_DO THIS:_ Only lines with the string "page" matter here; gather them from the material below.
:::::
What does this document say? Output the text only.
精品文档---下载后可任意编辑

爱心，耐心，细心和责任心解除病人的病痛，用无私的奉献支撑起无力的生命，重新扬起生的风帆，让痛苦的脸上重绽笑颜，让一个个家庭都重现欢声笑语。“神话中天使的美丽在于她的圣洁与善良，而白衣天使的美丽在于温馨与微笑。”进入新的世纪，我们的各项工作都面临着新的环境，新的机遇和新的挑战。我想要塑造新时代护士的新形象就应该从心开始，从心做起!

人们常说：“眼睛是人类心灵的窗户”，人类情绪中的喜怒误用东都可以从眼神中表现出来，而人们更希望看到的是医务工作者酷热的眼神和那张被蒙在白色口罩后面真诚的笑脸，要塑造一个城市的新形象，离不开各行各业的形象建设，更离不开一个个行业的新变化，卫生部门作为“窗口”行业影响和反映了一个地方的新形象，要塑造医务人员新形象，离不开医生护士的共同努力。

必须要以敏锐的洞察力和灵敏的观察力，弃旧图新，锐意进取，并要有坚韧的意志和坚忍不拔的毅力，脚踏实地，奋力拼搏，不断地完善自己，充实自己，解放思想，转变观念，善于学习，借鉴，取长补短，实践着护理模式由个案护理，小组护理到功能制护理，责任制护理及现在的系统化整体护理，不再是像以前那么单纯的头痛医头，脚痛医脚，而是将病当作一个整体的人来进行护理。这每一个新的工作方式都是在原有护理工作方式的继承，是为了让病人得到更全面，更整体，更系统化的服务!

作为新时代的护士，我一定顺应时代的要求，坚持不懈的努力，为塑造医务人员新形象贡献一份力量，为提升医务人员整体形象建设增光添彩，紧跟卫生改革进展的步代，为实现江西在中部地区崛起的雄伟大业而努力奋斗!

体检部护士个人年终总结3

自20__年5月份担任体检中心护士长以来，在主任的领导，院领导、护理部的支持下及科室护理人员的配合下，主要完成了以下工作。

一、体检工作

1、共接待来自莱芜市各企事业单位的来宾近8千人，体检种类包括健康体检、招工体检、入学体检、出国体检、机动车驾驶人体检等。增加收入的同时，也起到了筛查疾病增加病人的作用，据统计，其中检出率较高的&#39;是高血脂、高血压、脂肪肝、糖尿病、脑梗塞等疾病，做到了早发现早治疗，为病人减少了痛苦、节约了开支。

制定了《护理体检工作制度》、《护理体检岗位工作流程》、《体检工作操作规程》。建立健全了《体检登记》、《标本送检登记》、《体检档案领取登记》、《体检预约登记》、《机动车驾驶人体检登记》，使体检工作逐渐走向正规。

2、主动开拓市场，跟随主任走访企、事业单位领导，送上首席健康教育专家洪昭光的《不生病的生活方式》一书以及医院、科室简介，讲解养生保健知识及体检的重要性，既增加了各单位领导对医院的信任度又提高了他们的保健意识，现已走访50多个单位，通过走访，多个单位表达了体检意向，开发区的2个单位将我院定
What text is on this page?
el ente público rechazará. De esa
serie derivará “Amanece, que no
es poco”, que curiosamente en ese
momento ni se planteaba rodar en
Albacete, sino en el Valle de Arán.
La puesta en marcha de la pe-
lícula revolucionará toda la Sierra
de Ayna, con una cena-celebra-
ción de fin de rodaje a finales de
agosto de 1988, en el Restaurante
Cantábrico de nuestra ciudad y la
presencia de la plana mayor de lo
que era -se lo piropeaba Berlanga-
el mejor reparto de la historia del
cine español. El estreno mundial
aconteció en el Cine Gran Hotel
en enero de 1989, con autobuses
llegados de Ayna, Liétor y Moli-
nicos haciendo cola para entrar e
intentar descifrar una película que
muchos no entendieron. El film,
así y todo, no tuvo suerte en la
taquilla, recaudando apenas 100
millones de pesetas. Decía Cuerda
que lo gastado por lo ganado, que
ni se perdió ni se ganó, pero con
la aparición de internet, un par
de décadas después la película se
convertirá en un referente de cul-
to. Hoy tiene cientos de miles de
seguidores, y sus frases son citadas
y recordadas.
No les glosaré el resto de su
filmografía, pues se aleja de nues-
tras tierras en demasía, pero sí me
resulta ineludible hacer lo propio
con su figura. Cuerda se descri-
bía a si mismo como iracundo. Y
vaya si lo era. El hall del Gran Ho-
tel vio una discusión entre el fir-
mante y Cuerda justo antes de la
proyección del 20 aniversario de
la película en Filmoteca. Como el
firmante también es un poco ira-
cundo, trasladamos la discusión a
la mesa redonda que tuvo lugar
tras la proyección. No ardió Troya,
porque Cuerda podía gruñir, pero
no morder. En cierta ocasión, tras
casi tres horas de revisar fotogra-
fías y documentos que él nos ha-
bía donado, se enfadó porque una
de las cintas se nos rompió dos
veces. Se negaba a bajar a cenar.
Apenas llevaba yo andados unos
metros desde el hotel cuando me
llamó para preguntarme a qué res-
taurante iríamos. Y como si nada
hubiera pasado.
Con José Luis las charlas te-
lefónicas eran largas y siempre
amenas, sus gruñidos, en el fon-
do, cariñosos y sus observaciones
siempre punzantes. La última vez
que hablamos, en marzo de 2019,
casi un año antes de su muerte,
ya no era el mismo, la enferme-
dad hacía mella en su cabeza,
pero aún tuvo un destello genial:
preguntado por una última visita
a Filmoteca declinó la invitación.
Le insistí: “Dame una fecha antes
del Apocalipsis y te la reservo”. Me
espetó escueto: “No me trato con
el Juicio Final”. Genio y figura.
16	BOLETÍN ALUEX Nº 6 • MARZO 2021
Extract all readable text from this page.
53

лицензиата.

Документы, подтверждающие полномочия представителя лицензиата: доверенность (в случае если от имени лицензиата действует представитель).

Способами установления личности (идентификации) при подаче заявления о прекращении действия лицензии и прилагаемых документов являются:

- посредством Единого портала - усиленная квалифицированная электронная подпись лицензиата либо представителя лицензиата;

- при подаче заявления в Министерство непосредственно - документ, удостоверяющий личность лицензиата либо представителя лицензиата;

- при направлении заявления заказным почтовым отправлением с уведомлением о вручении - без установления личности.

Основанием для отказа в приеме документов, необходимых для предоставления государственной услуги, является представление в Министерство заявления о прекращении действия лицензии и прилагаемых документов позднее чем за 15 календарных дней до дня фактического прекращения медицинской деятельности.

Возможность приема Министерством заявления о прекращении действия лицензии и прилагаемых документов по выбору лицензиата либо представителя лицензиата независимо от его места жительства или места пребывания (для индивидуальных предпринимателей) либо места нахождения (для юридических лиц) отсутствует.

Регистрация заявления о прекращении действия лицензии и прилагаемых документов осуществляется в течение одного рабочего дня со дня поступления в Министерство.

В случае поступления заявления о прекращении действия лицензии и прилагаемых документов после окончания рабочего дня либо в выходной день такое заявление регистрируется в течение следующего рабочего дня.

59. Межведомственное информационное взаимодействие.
:::::
_RESULT OF THIS EXERCISE:_
What text is on this page?
Extract all readable text from this page.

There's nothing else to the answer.